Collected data
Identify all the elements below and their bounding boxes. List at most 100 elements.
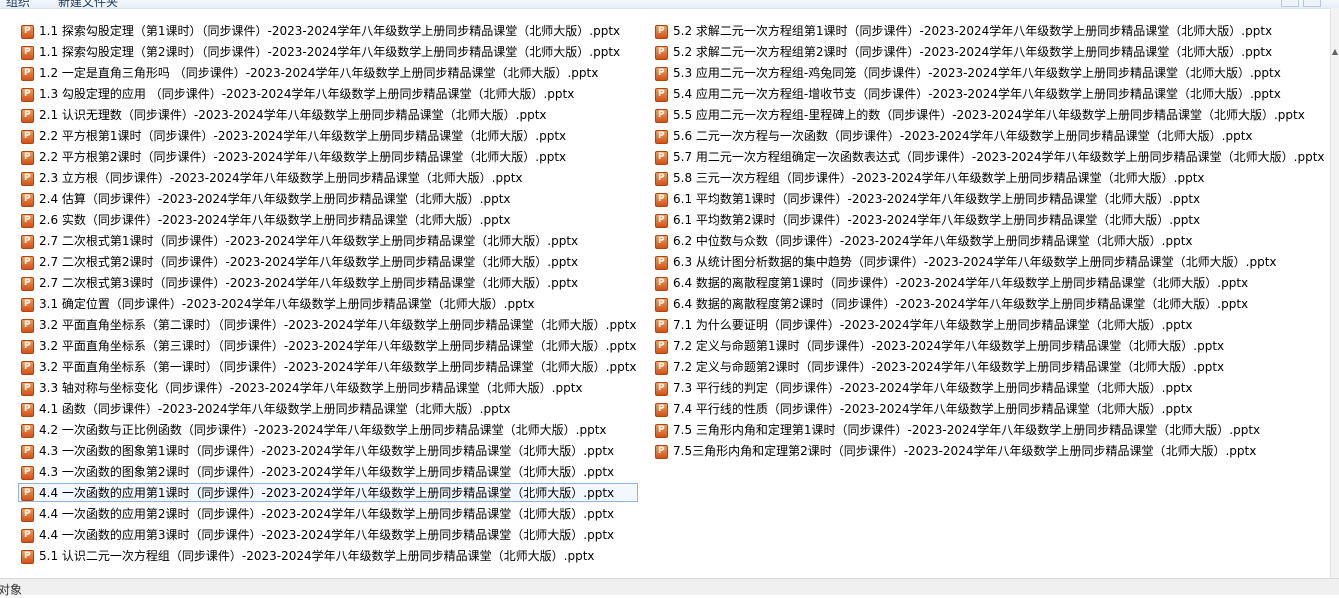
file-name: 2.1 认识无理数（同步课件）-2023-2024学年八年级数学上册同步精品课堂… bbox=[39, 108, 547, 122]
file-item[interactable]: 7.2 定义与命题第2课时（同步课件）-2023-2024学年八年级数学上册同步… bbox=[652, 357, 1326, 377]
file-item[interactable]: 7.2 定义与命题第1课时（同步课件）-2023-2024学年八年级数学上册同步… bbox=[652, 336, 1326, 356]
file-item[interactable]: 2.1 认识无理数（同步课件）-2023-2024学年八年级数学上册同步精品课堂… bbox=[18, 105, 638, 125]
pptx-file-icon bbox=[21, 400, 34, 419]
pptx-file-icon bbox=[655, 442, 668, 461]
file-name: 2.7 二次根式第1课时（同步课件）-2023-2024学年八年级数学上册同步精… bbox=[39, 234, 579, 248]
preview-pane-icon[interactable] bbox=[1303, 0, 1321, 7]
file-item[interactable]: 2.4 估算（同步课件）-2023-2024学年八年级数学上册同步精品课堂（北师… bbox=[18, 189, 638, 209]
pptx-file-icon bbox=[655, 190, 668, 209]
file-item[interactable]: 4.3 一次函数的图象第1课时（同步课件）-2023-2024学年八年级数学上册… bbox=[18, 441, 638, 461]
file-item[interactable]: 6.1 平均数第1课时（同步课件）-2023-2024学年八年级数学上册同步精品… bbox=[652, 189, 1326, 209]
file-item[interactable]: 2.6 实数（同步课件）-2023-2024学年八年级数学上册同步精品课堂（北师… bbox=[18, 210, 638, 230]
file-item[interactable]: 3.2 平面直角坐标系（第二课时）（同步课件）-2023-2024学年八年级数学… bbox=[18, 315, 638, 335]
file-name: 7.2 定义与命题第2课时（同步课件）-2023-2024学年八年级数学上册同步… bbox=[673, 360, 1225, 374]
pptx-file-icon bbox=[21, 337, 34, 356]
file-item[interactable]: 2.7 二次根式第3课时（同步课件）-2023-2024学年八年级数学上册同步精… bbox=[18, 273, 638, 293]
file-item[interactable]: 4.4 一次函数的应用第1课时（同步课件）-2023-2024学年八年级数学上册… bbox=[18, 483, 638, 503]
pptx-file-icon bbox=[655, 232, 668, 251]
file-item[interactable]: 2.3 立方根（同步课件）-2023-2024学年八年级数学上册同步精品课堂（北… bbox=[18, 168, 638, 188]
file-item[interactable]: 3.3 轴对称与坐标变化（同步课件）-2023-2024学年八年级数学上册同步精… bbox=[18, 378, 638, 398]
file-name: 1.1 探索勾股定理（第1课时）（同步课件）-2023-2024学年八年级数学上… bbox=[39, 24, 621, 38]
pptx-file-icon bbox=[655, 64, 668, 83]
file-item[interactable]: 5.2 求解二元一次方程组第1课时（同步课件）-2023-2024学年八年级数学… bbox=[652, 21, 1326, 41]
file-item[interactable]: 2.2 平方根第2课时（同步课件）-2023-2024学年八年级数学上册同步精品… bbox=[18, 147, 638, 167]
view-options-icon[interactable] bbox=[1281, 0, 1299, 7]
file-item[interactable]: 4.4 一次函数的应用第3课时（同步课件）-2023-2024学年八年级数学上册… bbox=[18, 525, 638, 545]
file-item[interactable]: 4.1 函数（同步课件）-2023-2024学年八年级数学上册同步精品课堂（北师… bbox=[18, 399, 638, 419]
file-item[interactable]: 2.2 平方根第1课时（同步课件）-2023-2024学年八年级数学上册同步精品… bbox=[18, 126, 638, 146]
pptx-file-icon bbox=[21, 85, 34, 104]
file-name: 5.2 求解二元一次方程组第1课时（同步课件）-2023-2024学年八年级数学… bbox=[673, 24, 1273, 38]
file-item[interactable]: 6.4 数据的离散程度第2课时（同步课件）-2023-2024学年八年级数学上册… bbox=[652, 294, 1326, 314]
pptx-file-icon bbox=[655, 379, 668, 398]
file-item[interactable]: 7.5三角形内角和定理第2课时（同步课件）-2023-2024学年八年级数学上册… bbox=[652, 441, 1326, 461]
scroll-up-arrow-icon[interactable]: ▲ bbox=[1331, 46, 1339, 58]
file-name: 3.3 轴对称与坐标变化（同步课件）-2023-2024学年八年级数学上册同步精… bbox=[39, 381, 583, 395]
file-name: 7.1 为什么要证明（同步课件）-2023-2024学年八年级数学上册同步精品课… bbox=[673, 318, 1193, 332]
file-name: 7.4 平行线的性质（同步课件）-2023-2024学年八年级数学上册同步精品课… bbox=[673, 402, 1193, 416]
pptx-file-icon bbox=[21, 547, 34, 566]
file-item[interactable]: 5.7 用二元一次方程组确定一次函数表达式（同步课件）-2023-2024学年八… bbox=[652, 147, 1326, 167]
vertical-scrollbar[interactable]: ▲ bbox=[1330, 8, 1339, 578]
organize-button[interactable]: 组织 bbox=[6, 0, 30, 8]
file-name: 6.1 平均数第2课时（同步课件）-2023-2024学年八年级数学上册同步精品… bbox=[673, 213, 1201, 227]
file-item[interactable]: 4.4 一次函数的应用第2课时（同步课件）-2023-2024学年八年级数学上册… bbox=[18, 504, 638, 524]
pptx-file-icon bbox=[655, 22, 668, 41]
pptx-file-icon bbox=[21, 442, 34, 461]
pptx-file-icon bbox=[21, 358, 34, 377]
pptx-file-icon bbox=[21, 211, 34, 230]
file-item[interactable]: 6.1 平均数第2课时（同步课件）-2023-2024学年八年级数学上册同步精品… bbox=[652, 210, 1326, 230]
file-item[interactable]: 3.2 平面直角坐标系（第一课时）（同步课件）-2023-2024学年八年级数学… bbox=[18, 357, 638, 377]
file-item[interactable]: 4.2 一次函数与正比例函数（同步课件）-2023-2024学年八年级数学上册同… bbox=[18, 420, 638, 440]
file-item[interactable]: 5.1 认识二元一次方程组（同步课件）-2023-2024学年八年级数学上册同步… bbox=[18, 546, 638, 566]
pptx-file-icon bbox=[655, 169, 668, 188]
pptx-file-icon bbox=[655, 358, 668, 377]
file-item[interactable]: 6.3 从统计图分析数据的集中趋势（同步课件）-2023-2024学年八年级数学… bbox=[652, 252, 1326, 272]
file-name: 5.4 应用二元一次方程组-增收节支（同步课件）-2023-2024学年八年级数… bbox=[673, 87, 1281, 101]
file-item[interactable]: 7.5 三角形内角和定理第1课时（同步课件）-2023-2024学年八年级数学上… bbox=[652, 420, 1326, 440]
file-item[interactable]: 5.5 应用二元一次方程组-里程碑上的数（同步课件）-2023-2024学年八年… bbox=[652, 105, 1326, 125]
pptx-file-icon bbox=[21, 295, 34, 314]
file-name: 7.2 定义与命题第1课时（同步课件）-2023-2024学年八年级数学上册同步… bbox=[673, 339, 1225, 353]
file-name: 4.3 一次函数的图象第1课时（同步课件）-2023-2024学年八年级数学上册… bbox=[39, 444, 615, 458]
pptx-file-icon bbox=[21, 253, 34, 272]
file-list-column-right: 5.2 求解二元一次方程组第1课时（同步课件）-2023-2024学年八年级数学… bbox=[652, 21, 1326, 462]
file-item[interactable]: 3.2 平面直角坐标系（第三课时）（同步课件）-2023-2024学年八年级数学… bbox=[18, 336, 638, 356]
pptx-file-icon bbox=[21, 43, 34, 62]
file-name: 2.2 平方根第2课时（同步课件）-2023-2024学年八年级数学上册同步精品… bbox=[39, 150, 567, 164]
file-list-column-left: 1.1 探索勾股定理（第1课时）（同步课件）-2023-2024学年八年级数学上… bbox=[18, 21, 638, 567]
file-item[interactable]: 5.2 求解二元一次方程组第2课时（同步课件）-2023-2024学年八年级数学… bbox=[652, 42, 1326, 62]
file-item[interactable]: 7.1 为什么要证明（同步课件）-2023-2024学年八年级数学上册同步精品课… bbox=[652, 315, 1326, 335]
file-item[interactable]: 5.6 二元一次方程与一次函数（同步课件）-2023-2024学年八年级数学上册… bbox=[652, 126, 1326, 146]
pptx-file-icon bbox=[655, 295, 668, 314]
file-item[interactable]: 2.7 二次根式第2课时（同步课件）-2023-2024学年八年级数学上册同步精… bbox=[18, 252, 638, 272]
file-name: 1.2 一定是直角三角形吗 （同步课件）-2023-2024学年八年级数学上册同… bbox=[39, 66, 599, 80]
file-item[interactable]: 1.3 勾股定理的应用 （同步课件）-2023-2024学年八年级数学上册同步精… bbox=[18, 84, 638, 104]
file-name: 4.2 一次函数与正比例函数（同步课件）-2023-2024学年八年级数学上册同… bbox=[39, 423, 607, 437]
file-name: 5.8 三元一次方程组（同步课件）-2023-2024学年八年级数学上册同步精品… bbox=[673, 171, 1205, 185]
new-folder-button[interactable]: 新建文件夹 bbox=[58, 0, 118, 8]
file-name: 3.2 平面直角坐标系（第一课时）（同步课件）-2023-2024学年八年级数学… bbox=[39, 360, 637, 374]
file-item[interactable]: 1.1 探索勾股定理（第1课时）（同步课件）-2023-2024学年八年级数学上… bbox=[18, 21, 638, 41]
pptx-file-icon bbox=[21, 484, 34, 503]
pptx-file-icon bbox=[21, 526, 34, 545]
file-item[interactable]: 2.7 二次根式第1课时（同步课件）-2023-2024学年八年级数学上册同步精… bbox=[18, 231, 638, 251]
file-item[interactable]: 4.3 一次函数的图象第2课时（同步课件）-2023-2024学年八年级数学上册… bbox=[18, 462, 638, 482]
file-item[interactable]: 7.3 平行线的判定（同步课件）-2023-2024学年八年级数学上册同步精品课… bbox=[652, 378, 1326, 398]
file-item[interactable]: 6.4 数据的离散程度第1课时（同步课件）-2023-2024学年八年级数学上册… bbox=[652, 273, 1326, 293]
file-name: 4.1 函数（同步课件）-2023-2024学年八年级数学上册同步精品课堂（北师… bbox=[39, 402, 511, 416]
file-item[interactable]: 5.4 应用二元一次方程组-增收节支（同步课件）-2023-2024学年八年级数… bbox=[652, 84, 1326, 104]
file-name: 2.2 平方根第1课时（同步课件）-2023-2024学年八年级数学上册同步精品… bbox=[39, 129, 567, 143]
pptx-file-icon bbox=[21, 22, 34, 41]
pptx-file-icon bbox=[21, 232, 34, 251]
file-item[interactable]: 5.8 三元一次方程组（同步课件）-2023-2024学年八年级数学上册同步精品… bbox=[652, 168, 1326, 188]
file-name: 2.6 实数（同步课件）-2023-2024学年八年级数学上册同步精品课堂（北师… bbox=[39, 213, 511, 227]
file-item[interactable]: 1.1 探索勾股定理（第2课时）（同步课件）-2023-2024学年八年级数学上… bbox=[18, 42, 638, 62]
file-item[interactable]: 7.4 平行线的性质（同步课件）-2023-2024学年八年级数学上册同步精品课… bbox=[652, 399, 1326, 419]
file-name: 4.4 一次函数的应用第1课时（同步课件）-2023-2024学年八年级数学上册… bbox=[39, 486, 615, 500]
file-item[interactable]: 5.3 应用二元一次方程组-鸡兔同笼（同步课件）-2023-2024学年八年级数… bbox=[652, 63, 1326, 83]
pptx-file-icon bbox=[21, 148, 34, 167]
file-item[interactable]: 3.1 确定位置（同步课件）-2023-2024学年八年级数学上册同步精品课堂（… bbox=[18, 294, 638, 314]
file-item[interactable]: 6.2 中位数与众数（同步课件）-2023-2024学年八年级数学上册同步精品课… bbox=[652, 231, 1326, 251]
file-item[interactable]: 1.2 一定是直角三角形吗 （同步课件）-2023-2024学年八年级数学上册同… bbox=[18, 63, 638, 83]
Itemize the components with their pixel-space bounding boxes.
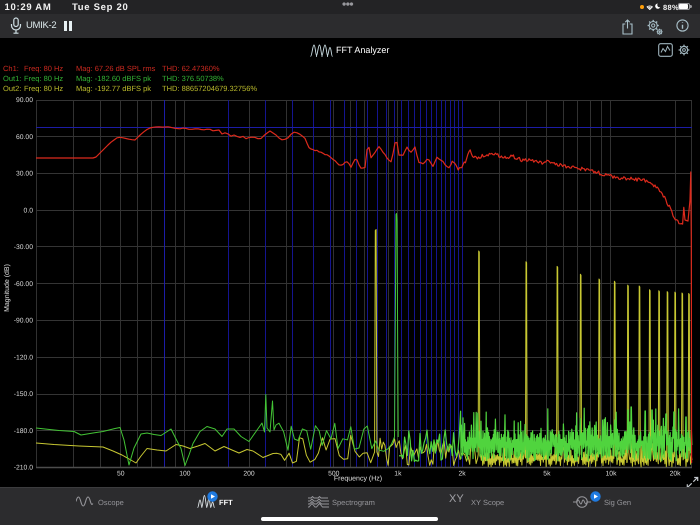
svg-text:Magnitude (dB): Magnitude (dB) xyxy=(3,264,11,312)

WRITTEN REQUEST | Convert the rows starting at the line that contains "file-name: 2.1 认识无理数（同步课件）-2023-2024学年八年级数学上册同步精品课堂…" and ending at the line that contains "21, 1326, 41]" into a JSON list of strings, one string per line, omitting blank lines.

RESULT FOR THIS EXERCISE |
[
  "file-name: 2.1 认识无理数（同步课件）-2023-2024学年八年级数学上册同步精品课堂… bbox=[39, 108, 547, 122]",
  "file-item[interactable]: 7.2 定义与命题第2课时（同步课件）-2023-2024学年八年级数学上册同步… bbox=[652, 357, 1326, 377]",
  "file-item[interactable]: 7.2 定义与命题第1课时（同步课件）-2023-2024学年八年级数学上册同步… bbox=[652, 336, 1326, 356]",
  "file-item[interactable]: 2.1 认识无理数（同步课件）-2023-2024学年八年级数学上册同步精品课堂… bbox=[18, 105, 638, 125]",
  "pptx-file-icon bbox=[21, 400, 34, 419]",
  "pptx-file-icon bbox=[655, 442, 668, 461]",
  "file-name: 2.7 二次根式第1课时（同步课件）-2023-2024学年八年级数学上册同步精… bbox=[39, 234, 579, 248]",
  "preview-pane-icon[interactable] bbox=[1303, 0, 1321, 7]",
  "file-item[interactable]: 2.4 估算（同步课件）-2023-2024学年八年级数学上册同步精品课堂（北师… bbox=[18, 189, 638, 209]",
  "pptx-file-icon bbox=[655, 190, 668, 209]",
  "file-item[interactable]: 4.3 一次函数的图象第1课时（同步课件）-2023-2024学年八年级数学上册… bbox=[18, 441, 638, 461]",
  "file-item[interactable]: 6.1 平均数第1课时（同步课件）-2023-2024学年八年级数学上册同步精品… bbox=[652, 189, 1326, 209]",
  "file-item[interactable]: 2.6 实数（同步课件）-2023-2024学年八年级数学上册同步精品课堂（北师… bbox=[18, 210, 638, 230]",
  "file-item[interactable]: 3.2 平面直角坐标系（第二课时）（同步课件）-2023-2024学年八年级数学… bbox=[18, 315, 638, 335]",
  "file-name: 7.2 定义与命题第2课时（同步课件）-2023-2024学年八年级数学上册同步… bbox=[673, 360, 1225, 374]",
  "pptx-file-icon bbox=[21, 337, 34, 356]",
  "file-item[interactable]: 2.7 二次根式第3课时（同步课件）-2023-2024学年八年级数学上册同步精… bbox=[18, 273, 638, 293]",
  "file-item[interactable]: 4.4 一次函数的应用第1课时（同步课件）-2023-2024学年八年级数学上册… bbox=[18, 483, 638, 503]",
  "pptx-file-icon bbox=[655, 232, 668, 251]",
  "file-item[interactable]: 2.3 立方根（同步课件）-2023-2024学年八年级数学上册同步精品课堂（北… bbox=[18, 168, 638, 188]",
  "file-item[interactable]: 3.3 轴对称与坐标变化（同步课件）-2023-2024学年八年级数学上册同步精… bbox=[18, 378, 638, 398]",
  "file-name: 1.1 探索勾股定理（第1课时）（同步课件）-2023-2024学年八年级数学上… bbox=[39, 24, 621, 38]",
  "pptx-file-icon bbox=[655, 64, 668, 83]",
  "file-item[interactable]: 5.2 求解二元一次方程组第1课时（同步课件）-2023-2024学年八年级数学… bbox=[652, 21, 1326, 41]"
]